[start]
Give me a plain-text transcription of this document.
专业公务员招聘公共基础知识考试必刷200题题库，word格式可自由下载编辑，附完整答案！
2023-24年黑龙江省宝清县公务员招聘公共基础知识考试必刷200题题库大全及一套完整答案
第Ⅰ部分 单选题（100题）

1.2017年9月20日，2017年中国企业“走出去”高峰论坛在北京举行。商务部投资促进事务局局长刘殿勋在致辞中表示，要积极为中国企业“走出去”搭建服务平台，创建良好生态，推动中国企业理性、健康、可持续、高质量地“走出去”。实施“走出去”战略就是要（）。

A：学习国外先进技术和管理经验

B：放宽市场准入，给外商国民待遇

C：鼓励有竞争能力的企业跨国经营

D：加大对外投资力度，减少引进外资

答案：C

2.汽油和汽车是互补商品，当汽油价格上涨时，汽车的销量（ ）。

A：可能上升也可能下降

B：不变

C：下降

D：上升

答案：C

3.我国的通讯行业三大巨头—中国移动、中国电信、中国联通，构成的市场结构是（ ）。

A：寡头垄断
[end]
* [INSTRUCTION] Copy out each record from above, exactly.

* [COMPLETE ANSWER]
Give me a plain-text transcription of this document.
专业公务员招聘公共基础知识考试必刷200题题库，word格式可自由下载编辑，附完整答案！
2023-24年黑龙江省宝清县公务员招聘公共基础知识考试必刷200题题库大全及一套完整答案
第Ⅰ部分 单选题（100题）

1.2017年9月20日，2017年中国企业“走出去”高峰论坛在北京举行。商务部投资促进事务局局长刘殿勋在致辞中表示，要积极为中国企业“走出去”搭建服务平台，创建良好生态，推动中国企业理性、健康、可持续、高质量地“走出去”。实施“走出去”战略就是要（）。

A：学习国外先进技术和管理经验

B：放宽市场准入，给外商国民待遇

C：鼓励有竞争能力的企业跨国经营

D：加大对外投资力度，减少引进外资

答案：C

2.汽油和汽车是互补商品，当汽油价格上涨时，汽车的销量（ ）。

A：可能上升也可能下降

B：不变

C：下降

D：上升

答案：C

3.我国的通讯行业三大巨头—中国移动、中国电信、中国联通，构成的市场结构是（ ）。

A：寡头垄断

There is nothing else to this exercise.